Stated goal: Filter this data down to the lines that hold "structured", and copy them.

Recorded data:
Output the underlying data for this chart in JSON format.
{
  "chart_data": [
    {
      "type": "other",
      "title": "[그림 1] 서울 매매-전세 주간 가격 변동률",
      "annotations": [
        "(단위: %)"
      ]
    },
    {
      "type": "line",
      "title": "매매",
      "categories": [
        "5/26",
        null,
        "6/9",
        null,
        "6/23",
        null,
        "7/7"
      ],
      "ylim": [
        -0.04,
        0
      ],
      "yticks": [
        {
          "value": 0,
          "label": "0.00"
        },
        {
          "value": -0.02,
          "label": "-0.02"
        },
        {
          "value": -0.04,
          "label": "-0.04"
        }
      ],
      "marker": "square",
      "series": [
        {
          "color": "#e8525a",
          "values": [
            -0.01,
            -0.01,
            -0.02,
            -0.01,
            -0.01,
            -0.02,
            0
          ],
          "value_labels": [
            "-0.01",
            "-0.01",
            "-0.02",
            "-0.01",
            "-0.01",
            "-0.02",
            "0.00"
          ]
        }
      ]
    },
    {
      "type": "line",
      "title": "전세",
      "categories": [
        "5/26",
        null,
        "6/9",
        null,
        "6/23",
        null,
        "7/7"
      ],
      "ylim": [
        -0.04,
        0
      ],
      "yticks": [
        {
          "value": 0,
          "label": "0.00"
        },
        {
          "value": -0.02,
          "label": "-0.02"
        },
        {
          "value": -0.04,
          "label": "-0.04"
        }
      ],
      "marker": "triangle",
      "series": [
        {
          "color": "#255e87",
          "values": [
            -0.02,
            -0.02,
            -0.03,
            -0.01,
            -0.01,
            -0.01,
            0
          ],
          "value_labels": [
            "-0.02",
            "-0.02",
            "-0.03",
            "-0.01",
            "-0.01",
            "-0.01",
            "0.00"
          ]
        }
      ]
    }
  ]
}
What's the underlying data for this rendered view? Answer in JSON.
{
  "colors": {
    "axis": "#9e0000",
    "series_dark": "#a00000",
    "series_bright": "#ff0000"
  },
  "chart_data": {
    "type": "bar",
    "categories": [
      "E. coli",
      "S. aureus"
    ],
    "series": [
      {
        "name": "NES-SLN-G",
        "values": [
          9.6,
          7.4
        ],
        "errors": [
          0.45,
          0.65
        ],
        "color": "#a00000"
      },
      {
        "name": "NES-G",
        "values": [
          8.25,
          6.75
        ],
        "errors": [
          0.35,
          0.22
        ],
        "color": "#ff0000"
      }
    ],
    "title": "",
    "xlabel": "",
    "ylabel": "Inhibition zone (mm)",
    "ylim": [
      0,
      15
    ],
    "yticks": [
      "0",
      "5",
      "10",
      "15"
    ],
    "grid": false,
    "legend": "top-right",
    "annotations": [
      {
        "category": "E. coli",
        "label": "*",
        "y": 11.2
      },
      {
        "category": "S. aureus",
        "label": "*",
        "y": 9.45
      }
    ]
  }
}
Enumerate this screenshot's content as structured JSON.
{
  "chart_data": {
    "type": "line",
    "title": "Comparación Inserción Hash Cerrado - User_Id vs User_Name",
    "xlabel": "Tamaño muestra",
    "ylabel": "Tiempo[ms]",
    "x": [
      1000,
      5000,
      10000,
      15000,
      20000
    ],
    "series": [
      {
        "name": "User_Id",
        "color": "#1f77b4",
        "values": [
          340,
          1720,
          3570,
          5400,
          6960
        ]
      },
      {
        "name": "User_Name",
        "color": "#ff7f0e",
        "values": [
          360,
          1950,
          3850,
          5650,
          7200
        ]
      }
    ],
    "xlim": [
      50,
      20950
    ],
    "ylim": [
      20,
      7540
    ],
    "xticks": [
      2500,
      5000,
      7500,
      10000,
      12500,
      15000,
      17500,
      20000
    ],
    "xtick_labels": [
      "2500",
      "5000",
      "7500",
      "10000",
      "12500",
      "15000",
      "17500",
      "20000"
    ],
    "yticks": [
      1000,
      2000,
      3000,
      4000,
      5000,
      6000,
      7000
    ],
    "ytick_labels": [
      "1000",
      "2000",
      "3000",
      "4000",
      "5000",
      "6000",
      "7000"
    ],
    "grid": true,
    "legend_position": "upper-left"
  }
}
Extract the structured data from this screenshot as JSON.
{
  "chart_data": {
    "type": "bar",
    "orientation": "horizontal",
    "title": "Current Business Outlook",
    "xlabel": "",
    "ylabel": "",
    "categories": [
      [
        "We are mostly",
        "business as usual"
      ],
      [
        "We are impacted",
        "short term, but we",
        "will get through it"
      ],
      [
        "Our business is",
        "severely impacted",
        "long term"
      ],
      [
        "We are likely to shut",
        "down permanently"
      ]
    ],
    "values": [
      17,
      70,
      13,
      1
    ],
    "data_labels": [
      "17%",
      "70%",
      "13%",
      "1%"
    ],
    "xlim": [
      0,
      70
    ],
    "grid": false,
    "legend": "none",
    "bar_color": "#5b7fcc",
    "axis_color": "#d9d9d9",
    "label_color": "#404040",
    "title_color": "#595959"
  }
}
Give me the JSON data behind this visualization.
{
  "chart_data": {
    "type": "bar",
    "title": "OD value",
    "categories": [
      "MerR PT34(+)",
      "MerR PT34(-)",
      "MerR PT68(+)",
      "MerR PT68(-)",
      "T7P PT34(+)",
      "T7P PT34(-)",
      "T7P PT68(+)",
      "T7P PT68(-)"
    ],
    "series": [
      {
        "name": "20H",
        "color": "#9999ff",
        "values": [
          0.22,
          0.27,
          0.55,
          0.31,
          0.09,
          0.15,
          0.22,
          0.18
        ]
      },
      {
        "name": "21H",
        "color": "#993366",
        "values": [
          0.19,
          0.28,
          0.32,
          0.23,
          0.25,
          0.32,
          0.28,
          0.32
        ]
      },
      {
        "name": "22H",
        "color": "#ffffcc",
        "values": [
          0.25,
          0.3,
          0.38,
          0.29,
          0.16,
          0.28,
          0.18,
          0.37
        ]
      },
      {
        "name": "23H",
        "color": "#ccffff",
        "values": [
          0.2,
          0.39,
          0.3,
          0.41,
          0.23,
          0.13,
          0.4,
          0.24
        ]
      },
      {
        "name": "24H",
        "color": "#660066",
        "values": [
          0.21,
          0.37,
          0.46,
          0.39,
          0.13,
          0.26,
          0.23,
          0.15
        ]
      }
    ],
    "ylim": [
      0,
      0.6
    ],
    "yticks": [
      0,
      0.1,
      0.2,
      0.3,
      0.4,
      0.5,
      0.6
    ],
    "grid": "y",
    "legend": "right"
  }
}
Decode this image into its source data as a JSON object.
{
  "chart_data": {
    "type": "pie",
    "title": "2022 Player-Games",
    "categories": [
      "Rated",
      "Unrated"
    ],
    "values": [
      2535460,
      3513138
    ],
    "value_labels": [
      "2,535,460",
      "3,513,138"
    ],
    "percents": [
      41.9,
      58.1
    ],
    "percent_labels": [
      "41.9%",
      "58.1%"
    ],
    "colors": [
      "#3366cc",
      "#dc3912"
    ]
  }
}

Written answer:
Enumerate this screenshot's content as structured JSON.
Extract the structured data from this screenshot as JSON.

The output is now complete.